╭─ Text section

Monday, September 10, 2012

FCC Re-adjust its Terminology: “Public Safety Service” will fuel the FirstNet Boards ability to pay for the Nations First Responder Broadband Network. Supporting the return on investment for “Public Safety Services” just improved a lot.


One of the overarching discussions surrounding the Nations First Responder Public Safety Broadband Network, or Public Safety Broadband Network (PSBN), is the necessity to find the cash to build it. We can have all the discussions we want about the technical viability and interoperability of the solution, but without a driving business case to push those technical characteristics into an operational model that depicts a return on investment; it’s useless jargon, or a great way to create chaos.

Just recently I completed a business case for an electric provider that demonstrates why having a Public Private Partnership (P3) to power the financial planning of the PSBN is such a great idea. I would highly recommend others follow suit....that is using me to build their business case. In short, this electric cooperative covers about 3 counties, small in relative terms, but they too require the LTE broadband technology to replace its already end-of-life 3G deployment that supports its SMART Grid. To do so would cost this co-op about $30 Million dollars to build their own solution…if they could actually get the spectrum to build it on. To lease the service from a carrier is too costly and doesn’t meet the hardening requirements for such a tepid location.

In analyzing the situation this electrical provider would actually save about $3 Million a year, or roughly $250K a month, by leasing the broadband service from the PSBN. In return they have offsetting costs of roughly $2.4 Million annually by leasing back their own tower, fiber and backhaul assets to the PSBN footprint covering their area; which actually saves the State a tremendous amount of time, energy and costs.  This co-op is willing to relinquish the necessity of their own capital program to build a private LTE solution by paying a fixed annual payment of roughly $5.2 Million annually with 20-30 year terms to the PSBN P3 entity for the State (we used a 10% target of total capital costs). With an estimated cost of $31 Million, and a depreciation schedule of 6 years on the LTE solution, they would amortize their cost to a fixed $5.2 Million annual payment.  At six years the technology is risky, so the savings could actually be higher, just depends on what the schedule is for LTE advancements. This fixed annual payment is based on a Service Level Agreement (SLA) between the Co-op and the State P3 entity, which addresses their hardening requirements, as well as advanced placement of services. By aligning itself, this electric co-op opens the door to expanded service offerings as well.

To explain; it should be a given that the PSBN will be broken into, at least, three levels of priority; Level 1 is for Police, Fire, EMS types; Level 2 is for SMART Grids, highway ITS, rail communications, etc..; Level 3 would be for Rural Broadband coverage. In an incident the commander of a response scenario would free up available spectrum by prioritizing the level of communications for the given incident within a given geographical space. This means that if there isn’t an emergency response happening (which will be a lot of the time) then all the traffic is isolated back to its original paths. This opens another great opportunity that the electric co-op could benefit from -- that being to utilize the Level 3 traffic to lend Internet access to its rural customers. By doing so this electric co-op could actually see an additional $500K a month it added services at $50 dollars a month access to charge with a penetration target of 75%. By outfitting its own business model this co-op would actually increase its costs savings, and the potential additional revenue, to almost $8.8 Million annually, or $733K monthly.  Not bad for not having to spend $31 Million to get it’s broadband.

╰─

◆ **Given exercise A**
Return the passage of the broadband network post between "Monday, September 10, 2012" and "to create chaos.", inclusive.
◆ **Given exercise B**
Do these statements agree with the broadband network post? For each, answer yes or no and quote the words from the post that decide it. (i) The electric cooperative covers about three counties. (ii) Level 1 priority is reserved for rural broadband coverage. (iii) The LTE solution was given a depreciation schedule of ten years.
◆ **Given exercise C**
Extend the broadband network post past its final sentence.

╭─ Data entries

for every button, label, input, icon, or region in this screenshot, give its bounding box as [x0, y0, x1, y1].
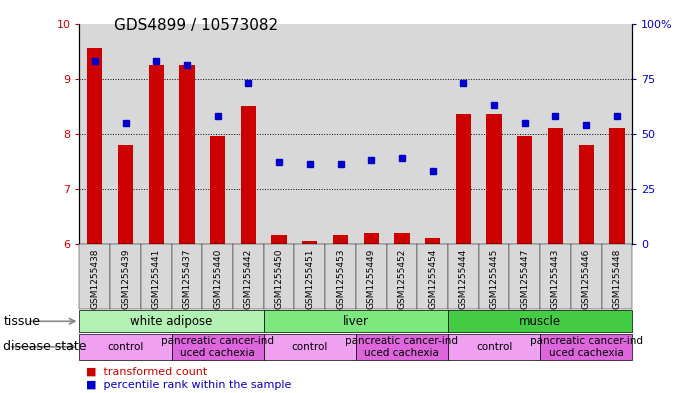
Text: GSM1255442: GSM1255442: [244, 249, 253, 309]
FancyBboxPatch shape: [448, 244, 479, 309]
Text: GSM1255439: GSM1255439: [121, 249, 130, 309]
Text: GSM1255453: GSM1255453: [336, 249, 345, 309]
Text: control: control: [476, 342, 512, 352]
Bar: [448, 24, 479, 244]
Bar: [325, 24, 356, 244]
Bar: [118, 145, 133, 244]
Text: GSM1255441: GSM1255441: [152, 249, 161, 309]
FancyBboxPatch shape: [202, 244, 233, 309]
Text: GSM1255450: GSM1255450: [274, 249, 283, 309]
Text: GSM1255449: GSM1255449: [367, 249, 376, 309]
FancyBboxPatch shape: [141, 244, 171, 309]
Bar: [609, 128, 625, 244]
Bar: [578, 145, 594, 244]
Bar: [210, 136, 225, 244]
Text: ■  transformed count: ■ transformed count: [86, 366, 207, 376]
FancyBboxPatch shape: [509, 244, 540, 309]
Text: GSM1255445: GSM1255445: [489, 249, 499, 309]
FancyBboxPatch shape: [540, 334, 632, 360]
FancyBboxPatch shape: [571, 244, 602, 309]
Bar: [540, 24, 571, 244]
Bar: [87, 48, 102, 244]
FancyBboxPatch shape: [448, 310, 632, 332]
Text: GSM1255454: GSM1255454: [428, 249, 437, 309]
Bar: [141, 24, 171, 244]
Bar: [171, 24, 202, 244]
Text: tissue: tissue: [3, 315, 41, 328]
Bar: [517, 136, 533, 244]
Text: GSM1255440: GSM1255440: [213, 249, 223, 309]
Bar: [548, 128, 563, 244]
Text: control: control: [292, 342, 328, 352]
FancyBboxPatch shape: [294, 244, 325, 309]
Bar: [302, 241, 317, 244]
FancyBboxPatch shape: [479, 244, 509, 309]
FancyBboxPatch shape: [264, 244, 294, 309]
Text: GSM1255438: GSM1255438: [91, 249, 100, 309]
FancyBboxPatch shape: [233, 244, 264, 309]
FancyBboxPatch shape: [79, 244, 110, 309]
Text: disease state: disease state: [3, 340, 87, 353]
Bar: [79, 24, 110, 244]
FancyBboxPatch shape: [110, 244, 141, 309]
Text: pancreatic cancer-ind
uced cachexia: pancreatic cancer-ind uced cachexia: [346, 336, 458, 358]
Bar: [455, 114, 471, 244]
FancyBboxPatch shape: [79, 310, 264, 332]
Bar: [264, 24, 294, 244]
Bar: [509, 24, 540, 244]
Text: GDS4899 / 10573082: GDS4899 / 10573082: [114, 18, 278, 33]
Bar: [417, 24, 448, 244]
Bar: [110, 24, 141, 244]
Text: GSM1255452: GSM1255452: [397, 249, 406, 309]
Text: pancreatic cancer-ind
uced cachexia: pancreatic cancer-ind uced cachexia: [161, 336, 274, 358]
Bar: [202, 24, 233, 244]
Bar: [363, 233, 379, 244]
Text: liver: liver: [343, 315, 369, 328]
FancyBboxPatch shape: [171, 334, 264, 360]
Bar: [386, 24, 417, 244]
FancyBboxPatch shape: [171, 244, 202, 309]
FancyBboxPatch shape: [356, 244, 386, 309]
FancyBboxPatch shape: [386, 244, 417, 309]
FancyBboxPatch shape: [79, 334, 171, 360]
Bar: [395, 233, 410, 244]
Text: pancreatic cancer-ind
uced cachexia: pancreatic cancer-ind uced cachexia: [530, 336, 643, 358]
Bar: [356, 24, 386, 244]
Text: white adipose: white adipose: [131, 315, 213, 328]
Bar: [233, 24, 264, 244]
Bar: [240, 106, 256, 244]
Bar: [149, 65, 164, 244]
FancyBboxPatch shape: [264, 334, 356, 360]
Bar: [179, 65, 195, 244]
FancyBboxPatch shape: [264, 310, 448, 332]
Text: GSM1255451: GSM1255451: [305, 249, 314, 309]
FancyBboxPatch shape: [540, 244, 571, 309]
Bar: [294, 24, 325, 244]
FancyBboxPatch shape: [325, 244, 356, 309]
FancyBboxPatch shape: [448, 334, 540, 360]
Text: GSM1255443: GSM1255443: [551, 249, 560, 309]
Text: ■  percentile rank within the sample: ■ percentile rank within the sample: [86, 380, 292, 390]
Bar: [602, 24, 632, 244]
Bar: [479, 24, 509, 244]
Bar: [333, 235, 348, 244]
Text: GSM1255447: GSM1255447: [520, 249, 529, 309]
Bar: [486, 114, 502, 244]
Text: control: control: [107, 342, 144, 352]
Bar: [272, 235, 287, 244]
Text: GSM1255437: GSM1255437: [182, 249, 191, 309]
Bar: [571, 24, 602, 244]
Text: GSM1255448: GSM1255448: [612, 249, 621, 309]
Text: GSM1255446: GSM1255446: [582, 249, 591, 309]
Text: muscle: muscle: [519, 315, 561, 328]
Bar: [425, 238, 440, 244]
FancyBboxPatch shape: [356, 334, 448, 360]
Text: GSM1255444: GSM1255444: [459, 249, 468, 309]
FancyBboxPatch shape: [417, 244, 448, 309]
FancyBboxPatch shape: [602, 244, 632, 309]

╰─

◆ **Written answer A**
Monday, September 10, 2012

FCC Re-adjust its Terminology: “Public Safety Service” will fuel the FirstNet Boards ability to pay for the Nations First Responder Broadband Network. Supporting the return on investment for “Public Safety Services” just improved a lot.


One of the overarching discussions surrounding the Nations First Responder Public Safety Broadband Network, or Public Safety Broadband Network (PSBN), is the necessity to find the cash to build it. We can have all the discussions we want about the technical viability and interoperability of the solution, but without a driving business case to push those technical characteristics into an operational model that depicts a return on investment; it’s useless jargon, or a great way to create chaos.

◆ **Written answer B**
(i) Yes: "this electric cooperative covers about 3 counties"
(ii) No: "Level 1 is for Police, Fire, EMS types"
(iii) No: "a depreciation schedule of 6 years on the LTE solution"

◆ **Written answer C**
This is just one small electric co-op business case; now imagine if a State has 36 such entities that all have “Public Safety Services” as part of their daily lives. I can easily make this same business case model for a major Class 1 Railway, High-speed Rail, Statewide Power Utility, or major Transportation Department running the highways and inter-modal port facilities. All of these entities have elements of “Public Safety Service” requirements that come into play when a major incident happens; and all have broadband technology demands to make the technical aspects of their business case successful. They also come with deep pockets and alternative funding sources that require them to build just such technological platforms into their own business model. This is the heart of “My Model” in executing a P3 that can, not only build, but also maintain the self-preservation for many years to come.

This co-op’s LTE needs, as I am discussing, would cost roughly $31 Million. Picture a power Utility that spends traditionally $1 Billion every three years for much more geographically disperse footprints…imagine what they would save. I can think of one major electrical provider who spent roughly $630 Million to build its SMART Metering infrastructure. Upon completion their major commercial broadband service provider informed them that the 3G services they just signed up for, to power their SMART Meters, would be moving to LTE. It may be just me, but deploying 3G cellular services to rollout a SMART Meter means that the SMART Meter itself has an internal 3G modem. Wouldn’t that modem have to be upgraded to LTE as well? Just a thought.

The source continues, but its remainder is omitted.